**What the task asks:** Exactly reproduce the lines that follow.

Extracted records

□ □ □ □ □

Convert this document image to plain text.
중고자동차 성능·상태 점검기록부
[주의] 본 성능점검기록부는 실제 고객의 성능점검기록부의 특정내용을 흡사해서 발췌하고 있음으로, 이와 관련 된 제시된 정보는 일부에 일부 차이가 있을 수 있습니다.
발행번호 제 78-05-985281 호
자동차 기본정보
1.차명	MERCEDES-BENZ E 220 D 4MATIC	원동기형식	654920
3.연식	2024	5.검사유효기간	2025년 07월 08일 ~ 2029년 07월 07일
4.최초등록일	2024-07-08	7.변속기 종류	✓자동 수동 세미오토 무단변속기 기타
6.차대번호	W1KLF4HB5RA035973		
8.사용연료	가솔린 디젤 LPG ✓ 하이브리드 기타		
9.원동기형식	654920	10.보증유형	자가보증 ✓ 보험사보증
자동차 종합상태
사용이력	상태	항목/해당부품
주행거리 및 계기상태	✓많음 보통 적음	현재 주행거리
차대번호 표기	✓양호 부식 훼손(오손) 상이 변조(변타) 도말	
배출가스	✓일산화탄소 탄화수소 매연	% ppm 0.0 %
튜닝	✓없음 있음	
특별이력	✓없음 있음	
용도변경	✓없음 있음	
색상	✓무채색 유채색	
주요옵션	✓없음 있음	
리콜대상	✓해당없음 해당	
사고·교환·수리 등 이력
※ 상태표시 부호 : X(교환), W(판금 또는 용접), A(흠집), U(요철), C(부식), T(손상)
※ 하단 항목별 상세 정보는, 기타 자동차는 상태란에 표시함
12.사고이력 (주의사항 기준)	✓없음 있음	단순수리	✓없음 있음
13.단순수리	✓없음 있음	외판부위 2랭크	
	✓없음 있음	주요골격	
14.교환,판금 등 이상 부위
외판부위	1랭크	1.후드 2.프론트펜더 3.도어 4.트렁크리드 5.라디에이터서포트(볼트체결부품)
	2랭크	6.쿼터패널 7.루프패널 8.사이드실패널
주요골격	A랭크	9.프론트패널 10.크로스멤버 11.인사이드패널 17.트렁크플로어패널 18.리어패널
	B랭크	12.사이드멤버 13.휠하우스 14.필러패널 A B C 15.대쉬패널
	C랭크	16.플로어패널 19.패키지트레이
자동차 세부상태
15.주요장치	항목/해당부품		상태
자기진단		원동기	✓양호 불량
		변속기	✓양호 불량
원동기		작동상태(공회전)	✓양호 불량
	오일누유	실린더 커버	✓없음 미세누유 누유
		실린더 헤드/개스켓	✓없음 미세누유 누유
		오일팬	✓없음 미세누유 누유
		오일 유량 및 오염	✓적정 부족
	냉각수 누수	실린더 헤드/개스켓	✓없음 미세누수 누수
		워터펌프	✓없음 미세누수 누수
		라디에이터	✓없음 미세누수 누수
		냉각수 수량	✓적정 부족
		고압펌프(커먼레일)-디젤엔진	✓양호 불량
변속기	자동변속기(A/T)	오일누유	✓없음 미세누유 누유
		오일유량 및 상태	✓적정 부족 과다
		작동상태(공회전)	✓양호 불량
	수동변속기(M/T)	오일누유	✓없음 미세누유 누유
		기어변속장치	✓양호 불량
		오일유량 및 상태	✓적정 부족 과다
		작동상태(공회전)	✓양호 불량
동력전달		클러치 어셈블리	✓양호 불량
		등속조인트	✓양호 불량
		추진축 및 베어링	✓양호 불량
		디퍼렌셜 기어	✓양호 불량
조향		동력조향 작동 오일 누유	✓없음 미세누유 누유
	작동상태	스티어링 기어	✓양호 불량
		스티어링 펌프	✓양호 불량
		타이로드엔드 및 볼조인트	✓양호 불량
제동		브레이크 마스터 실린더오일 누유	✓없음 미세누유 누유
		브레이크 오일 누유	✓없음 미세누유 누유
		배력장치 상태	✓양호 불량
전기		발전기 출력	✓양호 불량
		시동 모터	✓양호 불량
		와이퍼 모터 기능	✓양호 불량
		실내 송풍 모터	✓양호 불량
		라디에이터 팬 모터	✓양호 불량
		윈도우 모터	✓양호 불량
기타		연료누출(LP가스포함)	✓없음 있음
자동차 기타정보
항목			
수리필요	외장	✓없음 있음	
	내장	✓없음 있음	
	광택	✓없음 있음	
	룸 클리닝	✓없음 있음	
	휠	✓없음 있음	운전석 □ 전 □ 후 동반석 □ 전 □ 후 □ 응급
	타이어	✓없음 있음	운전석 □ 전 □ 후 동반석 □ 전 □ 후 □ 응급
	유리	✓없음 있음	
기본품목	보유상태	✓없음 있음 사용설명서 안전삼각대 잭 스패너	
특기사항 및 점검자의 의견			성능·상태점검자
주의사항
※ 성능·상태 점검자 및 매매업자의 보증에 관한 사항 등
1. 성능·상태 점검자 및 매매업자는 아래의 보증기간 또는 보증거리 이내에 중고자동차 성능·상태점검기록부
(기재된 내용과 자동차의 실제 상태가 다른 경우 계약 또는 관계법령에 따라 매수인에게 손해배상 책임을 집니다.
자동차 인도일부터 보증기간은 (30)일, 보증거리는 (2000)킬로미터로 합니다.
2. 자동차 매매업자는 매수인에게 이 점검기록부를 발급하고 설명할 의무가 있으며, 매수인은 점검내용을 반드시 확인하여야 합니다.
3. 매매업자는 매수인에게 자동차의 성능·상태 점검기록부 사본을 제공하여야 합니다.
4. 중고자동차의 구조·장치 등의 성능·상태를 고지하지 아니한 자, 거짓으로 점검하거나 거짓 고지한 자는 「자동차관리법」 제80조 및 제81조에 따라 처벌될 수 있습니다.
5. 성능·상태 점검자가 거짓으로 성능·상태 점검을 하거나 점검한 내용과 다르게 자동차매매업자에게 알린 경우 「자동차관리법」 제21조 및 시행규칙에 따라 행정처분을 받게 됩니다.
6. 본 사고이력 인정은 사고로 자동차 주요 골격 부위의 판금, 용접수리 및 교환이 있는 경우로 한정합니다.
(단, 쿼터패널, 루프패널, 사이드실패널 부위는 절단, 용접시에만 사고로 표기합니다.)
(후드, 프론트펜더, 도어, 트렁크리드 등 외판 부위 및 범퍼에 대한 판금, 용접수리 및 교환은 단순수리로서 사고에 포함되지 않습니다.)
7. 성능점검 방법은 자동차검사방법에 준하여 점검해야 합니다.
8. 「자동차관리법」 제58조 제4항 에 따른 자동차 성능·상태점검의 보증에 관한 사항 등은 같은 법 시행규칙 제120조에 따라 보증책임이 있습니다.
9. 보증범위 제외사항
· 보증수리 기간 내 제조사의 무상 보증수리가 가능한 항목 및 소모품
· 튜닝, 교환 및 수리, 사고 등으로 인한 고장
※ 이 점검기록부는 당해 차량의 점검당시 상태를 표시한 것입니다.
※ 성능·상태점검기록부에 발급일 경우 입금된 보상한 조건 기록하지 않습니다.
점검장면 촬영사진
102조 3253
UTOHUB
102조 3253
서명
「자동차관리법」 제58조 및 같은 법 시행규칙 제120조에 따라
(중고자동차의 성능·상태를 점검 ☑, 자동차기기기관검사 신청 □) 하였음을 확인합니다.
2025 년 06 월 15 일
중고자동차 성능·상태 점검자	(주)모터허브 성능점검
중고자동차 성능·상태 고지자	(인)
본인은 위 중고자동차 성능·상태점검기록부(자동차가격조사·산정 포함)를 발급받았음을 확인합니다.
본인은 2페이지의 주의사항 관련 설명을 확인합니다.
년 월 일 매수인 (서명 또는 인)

□ □ □ □ □

**Solved problem:**
Convert this document image to plain text.
중고자동차 성능·상태 점검기록부
[주의] 본 성능점검기록부는 실제 고객의 성능점검기록부의 특정내용을 흡사해서 발췌하고 있음으로, 이와 관련 된 제시된 정보는 일부에 일부 차이가 있을 수 있습니다.
발행번호 제 78-05-985281 호
자동차 기본정보
1.차명	MERCEDES-BENZ E 220 D 4MATIC	원동기형식	654920
3.연식	2024	5.검사유효기간	2025년 07월 08일 ~ 2029년 07월 07일
4.최초등록일	2024-07-08	7.변속기 종류	✓자동 수동 세미오토 무단변속기 기타
6.차대번호	W1KLF4HB5RA035973		
8.사용연료	가솔린 디젤 LPG ✓ 하이브리드 기타		
9.원동기형식	654920	10.보증유형	자가보증 ✓ 보험사보증
자동차 종합상태
사용이력	상태	항목/해당부품
주행거리 및 계기상태	✓많음 보통 적음	현재 주행거리
차대번호 표기	✓양호 부식 훼손(오손) 상이 변조(변타) 도말	
배출가스	✓일산화탄소 탄화수소 매연	% ppm 0.0 %
튜닝	✓없음 있음	
특별이력	✓없음 있음	
용도변경	✓없음 있음	
색상	✓무채색 유채색	
주요옵션	✓없음 있음	
리콜대상	✓해당없음 해당	
사고·교환·수리 등 이력
※ 상태표시 부호 : X(교환), W(판금 또는 용접), A(흠집), U(요철), C(부식), T(손상)
※ 하단 항목별 상세 정보는, 기타 자동차는 상태란에 표시함
12.사고이력 (주의사항 기준)	✓없음 있음	단순수리	✓없음 있음
13.단순수리	✓없음 있음	외판부위 2랭크	
	✓없음 있음	주요골격	
14.교환,판금 등 이상 부위
외판부위	1랭크	1.후드 2.프론트펜더 3.도어 4.트렁크리드 5.라디에이터서포트(볼트체결부품)
	2랭크	6.쿼터패널 7.루프패널 8.사이드실패널
주요골격	A랭크	9.프론트패널 10.크로스멤버 11.인사이드패널 17.트렁크플로어패널 18.리어패널
	B랭크	12.사이드멤버 13.휠하우스 14.필러패널 A B C 15.대쉬패널
	C랭크	16.플로어패널 19.패키지트레이
자동차 세부상태
15.주요장치	항목/해당부품		상태
자기진단		원동기	✓양호 불량
		변속기	✓양호 불량
원동기		작동상태(공회전)	✓양호 불량
	오일누유	실린더 커버	✓없음 미세누유 누유
		실린더 헤드/개스켓	✓없음 미세누유 누유
		오일팬	✓없음 미세누유 누유
		오일 유량 및 오염	✓적정 부족
	냉각수 누수	실린더 헤드/개스켓	✓없음 미세누수 누수
		워터펌프	✓없음 미세누수 누수
		라디에이터	✓없음 미세누수 누수
		냉각수 수량	✓적정 부족
		고압펌프(커먼레일)-디젤엔진	✓양호 불량
변속기	자동변속기(A/T)	오일누유	✓없음 미세누유 누유
		오일유량 및 상태	✓적정 부족 과다
		작동상태(공회전)	✓양호 불량
	수동변속기(M/T)	오일누유	✓없음 미세누유 누유
		기어변속장치	✓양호 불량
		오일유량 및 상태	✓적정 부족 과다
		작동상태(공회전)	✓양호 불량
동력전달		클러치 어셈블리	✓양호 불량
		등속조인트	✓양호 불량
		추진축 및 베어링	✓양호 불량
		디퍼렌셜 기어	✓양호 불량
조향		동력조향 작동 오일 누유	✓없음 미세누유 누유
	작동상태	스티어링 기어	✓양호 불량
		스티어링 펌프	✓양호 불량
		타이로드엔드 및 볼조인트	✓양호 불량
제동		브레이크 마스터 실린더오일 누유	✓없음 미세누유 누유
		브레이크 오일 누유	✓없음 미세누유 누유
		배력장치 상태	✓양호 불량
전기		발전기 출력	✓양호 불량
		시동 모터	✓양호 불량
		와이퍼 모터 기능	✓양호 불량
		실내 송풍 모터	✓양호 불량
		라디에이터 팬 모터	✓양호 불량
		윈도우 모터	✓양호 불량
기타		연료누출(LP가스포함)	✓없음 있음
자동차 기타정보
항목			
수리필요	외장	✓없음 있음	
	내장	✓없음 있음	
	광택	✓없음 있음	
	룸 클리닝	✓없음 있음	
	휠	✓없음 있음	운전석 □ 전 □ 후 동반석 □ 전 □ 후 □ 응급
	타이어	✓없음 있음	운전석 □ 전 □ 후 동반석 □ 전 □ 후 □ 응급
	유리	✓없음 있음	
기본품목	보유상태	✓없음 있음 사용설명서 안전삼각대 잭 스패너	
특기사항 및 점검자의 의견			성능·상태점검자
주의사항
※ 성능·상태 점검자 및 매매업자의 보증에 관한 사항 등
1. 성능·상태 점검자 및 매매업자는 아래의 보증기간 또는 보증거리 이내에 중고자동차 성능·상태점검기록부
(기재된 내용과 자동차의 실제 상태가 다른 경우 계약 또는 관계법령에 따라 매수인에게 손해배상 책임을 집니다.
자동차 인도일부터 보증기간은 (30)일, 보증거리는 (2000)킬로미터로 합니다.
2. 자동차 매매업자는 매수인에게 이 점검기록부를 발급하고 설명할 의무가 있으며, 매수인은 점검내용을 반드시 확인하여야 합니다.
3. 매매업자는 매수인에게 자동차의 성능·상태 점검기록부 사본을 제공하여야 합니다.
4. 중고자동차의 구조·장치 등의 성능·상태를 고지하지 아니한 자, 거짓으로 점검하거나 거짓 고지한 자는 「자동차관리법」 제80조 및 제81조에 따라 처벌될 수 있습니다.
5. 성능·상태 점검자가 거짓으로 성능·상태 점검을 하거나 점검한 내용과 다르게 자동차매매업자에게 알린 경우 「자동차관리법」 제21조 및 시행규칙에 따라 행정처분을 받게 됩니다.
6. 본 사고이력 인정은 사고로 자동차 주요 골격 부위의 판금, 용접수리 및 교환이 있는 경우로 한정합니다.
(단, 쿼터패널, 루프패널, 사이드실패널 부위는 절단, 용접시에만 사고로 표기합니다.)
(후드, 프론트펜더, 도어, 트렁크리드 등 외판 부위 및 범퍼에 대한 판금, 용접수리 및 교환은 단순수리로서 사고에 포함되지 않습니다.)
7. 성능점검 방법은 자동차검사방법에 준하여 점검해야 합니다.
8. 「자동차관리법」 제58조 제4항 에 따른 자동차 성능·상태점검의 보증에 관한 사항 등은 같은 법 시행규칙 제120조에 따라 보증책임이 있습니다.
9. 보증범위 제외사항
· 보증수리 기간 내 제조사의 무상 보증수리가 가능한 항목 및 소모품
· 튜닝, 교환 및 수리, 사고 등으로 인한 고장
※ 이 점검기록부는 당해 차량의 점검당시 상태를 표시한 것입니다.
※ 성능·상태점검기록부에 발급일 경우 입금된 보상한 조건 기록하지 않습니다.
점검장면 촬영사진
102조 3253
UTOHUB
102조 3253
서명
「자동차관리법」 제58조 및 같은 법 시행규칙 제120조에 따라
(중고자동차의 성능·상태를 점검 ☑, 자동차기기기관검사 신청 □) 하였음을 확인합니다.
2025 년 06 월 15 일
중고자동차 성능·상태 점검자	(주)모터허브 성능점검
중고자동차 성능·상태 고지자	(인)
본인은 위 중고자동차 성능·상태점검기록부(자동차가격조사·산정 포함)를 발급받았음을 확인합니다.
본인은 2페이지의 주의사항 관련 설명을 확인합니다.
년 월 일 매수인 (서명 또는 인)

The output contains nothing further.